▶ Work to do
Print the entries below in their entirety, exactly as they are written.

──────── Information provided ────────

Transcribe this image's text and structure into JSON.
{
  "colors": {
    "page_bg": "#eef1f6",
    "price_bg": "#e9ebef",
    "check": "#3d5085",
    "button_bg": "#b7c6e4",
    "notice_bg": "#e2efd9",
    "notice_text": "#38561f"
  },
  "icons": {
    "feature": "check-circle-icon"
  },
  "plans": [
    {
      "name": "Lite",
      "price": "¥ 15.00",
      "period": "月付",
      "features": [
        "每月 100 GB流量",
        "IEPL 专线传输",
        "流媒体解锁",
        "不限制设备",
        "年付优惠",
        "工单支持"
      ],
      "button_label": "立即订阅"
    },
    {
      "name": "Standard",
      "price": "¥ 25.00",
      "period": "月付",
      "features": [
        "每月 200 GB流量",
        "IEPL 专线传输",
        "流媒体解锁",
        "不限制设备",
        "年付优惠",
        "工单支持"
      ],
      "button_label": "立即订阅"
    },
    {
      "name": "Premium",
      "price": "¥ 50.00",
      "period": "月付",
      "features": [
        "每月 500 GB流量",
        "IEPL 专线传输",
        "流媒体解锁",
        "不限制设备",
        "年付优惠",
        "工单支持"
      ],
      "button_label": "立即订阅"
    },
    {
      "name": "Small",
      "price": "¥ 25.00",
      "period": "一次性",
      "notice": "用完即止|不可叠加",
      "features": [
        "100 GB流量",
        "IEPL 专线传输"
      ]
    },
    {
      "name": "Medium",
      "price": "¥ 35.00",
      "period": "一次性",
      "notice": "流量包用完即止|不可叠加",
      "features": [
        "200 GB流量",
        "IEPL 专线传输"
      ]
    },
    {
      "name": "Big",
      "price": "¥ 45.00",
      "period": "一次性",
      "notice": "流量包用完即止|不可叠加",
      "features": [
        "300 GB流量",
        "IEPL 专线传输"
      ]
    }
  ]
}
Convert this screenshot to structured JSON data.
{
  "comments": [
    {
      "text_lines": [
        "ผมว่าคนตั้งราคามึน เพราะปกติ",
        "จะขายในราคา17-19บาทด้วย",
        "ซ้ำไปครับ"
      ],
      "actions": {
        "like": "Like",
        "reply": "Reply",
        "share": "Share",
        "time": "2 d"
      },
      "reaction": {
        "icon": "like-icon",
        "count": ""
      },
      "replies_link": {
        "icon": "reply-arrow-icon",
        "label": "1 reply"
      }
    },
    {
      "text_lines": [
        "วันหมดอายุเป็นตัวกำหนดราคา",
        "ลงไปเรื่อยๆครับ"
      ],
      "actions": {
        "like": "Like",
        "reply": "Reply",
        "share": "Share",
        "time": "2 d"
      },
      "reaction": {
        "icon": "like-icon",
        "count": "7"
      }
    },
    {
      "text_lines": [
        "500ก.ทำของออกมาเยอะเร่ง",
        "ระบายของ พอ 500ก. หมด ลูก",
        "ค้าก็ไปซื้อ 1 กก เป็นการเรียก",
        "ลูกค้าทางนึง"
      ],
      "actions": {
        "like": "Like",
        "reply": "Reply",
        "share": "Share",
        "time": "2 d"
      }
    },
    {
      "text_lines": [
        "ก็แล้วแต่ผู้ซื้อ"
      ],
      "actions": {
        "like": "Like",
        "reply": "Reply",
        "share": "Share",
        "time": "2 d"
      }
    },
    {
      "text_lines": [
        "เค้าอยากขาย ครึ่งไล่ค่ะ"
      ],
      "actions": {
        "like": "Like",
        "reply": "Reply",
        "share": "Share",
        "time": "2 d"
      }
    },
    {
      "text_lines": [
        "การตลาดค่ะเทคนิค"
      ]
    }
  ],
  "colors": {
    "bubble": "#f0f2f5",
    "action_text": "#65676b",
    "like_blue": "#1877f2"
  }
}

────────

▶ Correct response
Transcribe this image's text and structure into JSON.
{
  "colors": {
    "page_bg": "#eef1f6",
    "price_bg": "#e9ebef",
    "check": "#3d5085",
    "button_bg": "#b7c6e4",
    "notice_bg": "#e2efd9",
    "notice_text": "#38561f"
  },
  "icons": {
    "feature": "check-circle-icon"
  },
  "plans": [
    {
      "name": "Lite",
      "price": "¥ 15.00",
      "period": "月付",
      "features": [
        "每月 100 GB流量",
        "IEPL 专线传输",
        "流媒体解锁",
        "不限制设备",
        "年付优惠",
        "工单支持"
      ],
      "button_label": "立即订阅"
    },
    {
      "name": "Standard",
      "price": "¥ 25.00",
      "period": "月付",
      "features": [
        "每月 200 GB流量",
        "IEPL 专线传输",
        "流媒体解锁",
        "不限制设备",
        "年付优惠",
        "工单支持"
      ],
      "button_label": "立即订阅"
    },
    {
      "name": "Premium",
      "price": "¥ 50.00",
      "period": "月付",
      "features": [
        "每月 500 GB流量",
        "IEPL 专线传输",
        "流媒体解锁",
        "不限制设备",
        "年付优惠",
        "工单支持"
      ],
      "button_label": "立即订阅"
    },
    {
      "name": "Small",
      "price": "¥ 25.00",
      "period": "一次性",
      "notice": "用完即止|不可叠加",
      "features": [
        "100 GB流量",
        "IEPL 专线传输"
      ]
    },
    {
      "name": "Medium",
      "price": "¥ 35.00",
      "period": "一次性",
      "notice": "流量包用完即止|不可叠加",
      "features": [
        "200 GB流量",
        "IEPL 专线传输"
      ]
    },
    {
      "name": "Big",
      "price": "¥ 45.00",
      "period": "一次性",
      "notice": "流量包用完即止|不可叠加",
      "features": [
        "300 GB流量",
        "IEPL 专线传输"
      ]
    }
  ]
}
Convert this screenshot to structured JSON data.
{
  "comments": [
    {
      "text_lines": [
        "ผมว่าคนตั้งราคามึน เพราะปกติ",
        "จะขายในราคา17-19บาทด้วย",
        "ซ้ำไปครับ"
      ],
      "actions": {
        "like": "Like",
        "reply": "Reply",
        "share": "Share",
        "time": "2 d"
      },
      "reaction": {
        "icon": "like-icon",
        "count": ""
      },
      "replies_link": {
        "icon": "reply-arrow-icon",
        "label": "1 reply"
      }
    },
    {
      "text_lines": [
        "วันหมดอายุเป็นตัวกำหนดราคา",
        "ลงไปเรื่อยๆครับ"
      ],
      "actions": {
        "like": "Like",
        "reply": "Reply",
        "share": "Share",
        "time": "2 d"
      },
      "reaction": {
        "icon": "like-icon",
        "count": "7"
      }
    },
    {
      "text_lines": [
        "500ก.ทำของออกมาเยอะเร่ง",
        "ระบายของ พอ 500ก. หมด ลูก",
        "ค้าก็ไปซื้อ 1 กก เป็นการเรียก",
        "ลูกค้าทางนึง"
      ],
      "actions": {
        "like": "Like",
        "reply": "Reply",
        "share": "Share",
        "time": "2 d"
      }
    },
    {
      "text_lines": [
        "ก็แล้วแต่ผู้ซื้อ"
      ],
      "actions": {
        "like": "Like",
        "reply": "Reply",
        "share": "Share",
        "time": "2 d"
      }
    },
    {
      "text_lines": [
        "เค้าอยากขาย ครึ่งไล่ค่ะ"
      ],
      "actions": {
        "like": "Like",
        "reply": "Reply",
        "share": "Share",
        "time": "2 d"
      }
    },
    {
      "text_lines": [
        "การตลาดค่ะเทคนิค"
      ]
    }
  ],
  "colors": {
    "bubble": "#f0f2f5",
    "action_text": "#65676b",
    "like_blue": "#1877f2"
  }
}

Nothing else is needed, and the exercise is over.